Stated task
Copy out every line in the entries below that includes "Panel".

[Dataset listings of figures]

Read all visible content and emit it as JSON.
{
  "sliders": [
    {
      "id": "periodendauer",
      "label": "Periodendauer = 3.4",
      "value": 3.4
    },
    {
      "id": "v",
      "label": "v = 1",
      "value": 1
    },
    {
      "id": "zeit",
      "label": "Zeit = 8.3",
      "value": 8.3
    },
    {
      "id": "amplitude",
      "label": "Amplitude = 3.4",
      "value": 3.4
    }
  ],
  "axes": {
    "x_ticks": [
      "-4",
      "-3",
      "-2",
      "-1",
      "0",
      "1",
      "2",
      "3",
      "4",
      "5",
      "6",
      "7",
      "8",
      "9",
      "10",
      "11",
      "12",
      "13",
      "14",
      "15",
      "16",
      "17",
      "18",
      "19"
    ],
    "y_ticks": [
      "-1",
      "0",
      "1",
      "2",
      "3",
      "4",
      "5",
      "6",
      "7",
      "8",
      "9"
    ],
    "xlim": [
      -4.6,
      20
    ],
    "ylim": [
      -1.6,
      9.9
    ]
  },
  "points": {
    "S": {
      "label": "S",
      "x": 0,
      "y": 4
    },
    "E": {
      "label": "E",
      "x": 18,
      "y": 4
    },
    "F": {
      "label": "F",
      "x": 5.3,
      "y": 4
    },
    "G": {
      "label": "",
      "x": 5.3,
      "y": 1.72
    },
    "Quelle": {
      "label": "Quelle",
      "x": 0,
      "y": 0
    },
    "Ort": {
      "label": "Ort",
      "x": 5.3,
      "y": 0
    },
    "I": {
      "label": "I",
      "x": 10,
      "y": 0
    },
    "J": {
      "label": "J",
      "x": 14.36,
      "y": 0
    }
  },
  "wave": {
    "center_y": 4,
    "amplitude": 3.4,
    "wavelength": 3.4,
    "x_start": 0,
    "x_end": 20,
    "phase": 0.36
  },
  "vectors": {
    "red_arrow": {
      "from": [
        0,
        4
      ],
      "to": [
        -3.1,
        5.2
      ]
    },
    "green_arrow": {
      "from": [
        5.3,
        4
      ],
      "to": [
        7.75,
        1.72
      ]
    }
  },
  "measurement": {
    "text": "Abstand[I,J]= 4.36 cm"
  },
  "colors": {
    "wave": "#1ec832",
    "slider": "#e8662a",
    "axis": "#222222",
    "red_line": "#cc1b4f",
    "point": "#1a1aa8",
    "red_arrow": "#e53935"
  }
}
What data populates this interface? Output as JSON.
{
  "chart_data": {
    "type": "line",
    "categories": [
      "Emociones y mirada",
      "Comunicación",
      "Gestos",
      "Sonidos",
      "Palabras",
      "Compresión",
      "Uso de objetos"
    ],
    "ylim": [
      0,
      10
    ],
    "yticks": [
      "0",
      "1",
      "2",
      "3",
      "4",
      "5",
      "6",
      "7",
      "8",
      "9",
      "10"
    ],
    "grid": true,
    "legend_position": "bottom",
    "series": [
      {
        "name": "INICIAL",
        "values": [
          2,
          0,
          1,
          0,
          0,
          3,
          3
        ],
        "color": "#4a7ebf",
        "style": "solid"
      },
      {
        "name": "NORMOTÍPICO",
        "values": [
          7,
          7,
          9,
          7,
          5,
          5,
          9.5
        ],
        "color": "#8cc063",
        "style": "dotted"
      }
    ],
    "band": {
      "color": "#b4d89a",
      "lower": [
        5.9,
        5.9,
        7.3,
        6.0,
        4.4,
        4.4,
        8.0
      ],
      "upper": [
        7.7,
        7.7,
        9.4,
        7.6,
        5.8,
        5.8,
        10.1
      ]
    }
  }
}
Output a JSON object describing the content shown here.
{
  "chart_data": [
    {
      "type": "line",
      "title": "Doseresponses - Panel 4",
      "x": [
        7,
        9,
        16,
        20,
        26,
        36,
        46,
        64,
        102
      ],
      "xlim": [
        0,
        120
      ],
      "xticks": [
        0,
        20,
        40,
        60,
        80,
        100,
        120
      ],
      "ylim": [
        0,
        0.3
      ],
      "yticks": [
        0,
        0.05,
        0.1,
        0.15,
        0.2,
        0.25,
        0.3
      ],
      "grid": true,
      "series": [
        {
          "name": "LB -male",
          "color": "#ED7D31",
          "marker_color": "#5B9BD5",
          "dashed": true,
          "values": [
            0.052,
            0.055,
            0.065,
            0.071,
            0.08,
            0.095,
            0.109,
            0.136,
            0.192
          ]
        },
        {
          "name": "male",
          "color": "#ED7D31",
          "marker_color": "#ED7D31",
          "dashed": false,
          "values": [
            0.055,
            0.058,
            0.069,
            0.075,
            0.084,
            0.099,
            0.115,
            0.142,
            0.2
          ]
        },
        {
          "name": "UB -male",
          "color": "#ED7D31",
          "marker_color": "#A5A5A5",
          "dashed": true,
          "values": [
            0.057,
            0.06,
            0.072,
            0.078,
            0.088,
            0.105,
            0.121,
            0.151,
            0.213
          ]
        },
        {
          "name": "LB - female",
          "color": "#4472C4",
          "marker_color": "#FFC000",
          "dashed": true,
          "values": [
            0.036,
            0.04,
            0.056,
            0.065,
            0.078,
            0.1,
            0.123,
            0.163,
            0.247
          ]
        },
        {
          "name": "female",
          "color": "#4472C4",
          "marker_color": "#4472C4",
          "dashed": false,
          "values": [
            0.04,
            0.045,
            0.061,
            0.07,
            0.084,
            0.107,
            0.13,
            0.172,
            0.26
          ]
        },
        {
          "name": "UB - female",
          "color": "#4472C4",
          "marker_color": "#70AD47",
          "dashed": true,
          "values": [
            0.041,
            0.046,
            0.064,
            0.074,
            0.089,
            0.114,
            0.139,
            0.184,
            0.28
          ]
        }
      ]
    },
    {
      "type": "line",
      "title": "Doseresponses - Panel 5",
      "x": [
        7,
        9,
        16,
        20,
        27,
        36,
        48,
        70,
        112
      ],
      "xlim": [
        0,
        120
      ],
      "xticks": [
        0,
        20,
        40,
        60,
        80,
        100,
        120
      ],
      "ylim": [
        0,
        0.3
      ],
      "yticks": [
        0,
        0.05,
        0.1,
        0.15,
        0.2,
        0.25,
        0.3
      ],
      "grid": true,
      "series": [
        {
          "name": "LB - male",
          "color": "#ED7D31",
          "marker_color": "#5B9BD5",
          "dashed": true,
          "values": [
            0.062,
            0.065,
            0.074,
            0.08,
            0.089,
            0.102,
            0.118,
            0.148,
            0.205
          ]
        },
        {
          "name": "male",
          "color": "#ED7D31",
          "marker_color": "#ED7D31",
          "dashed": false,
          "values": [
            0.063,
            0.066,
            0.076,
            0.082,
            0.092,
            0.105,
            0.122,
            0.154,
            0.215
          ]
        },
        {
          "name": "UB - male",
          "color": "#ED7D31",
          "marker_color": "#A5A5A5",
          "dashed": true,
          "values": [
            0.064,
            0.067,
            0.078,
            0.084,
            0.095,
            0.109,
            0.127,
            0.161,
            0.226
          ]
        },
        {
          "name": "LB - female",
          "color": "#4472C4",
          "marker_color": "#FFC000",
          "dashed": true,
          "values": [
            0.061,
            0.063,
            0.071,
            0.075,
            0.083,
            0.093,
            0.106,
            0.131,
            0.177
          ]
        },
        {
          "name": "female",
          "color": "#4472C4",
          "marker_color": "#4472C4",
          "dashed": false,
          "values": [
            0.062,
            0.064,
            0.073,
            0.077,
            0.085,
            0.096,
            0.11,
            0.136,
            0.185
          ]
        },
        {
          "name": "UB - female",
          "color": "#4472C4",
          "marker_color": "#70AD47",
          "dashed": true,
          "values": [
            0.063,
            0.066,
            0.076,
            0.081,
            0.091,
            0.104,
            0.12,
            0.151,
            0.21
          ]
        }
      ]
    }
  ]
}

Right answer
      "title": "Doseresponses - Panel 4",
      "title": "Doseresponses - Panel 5",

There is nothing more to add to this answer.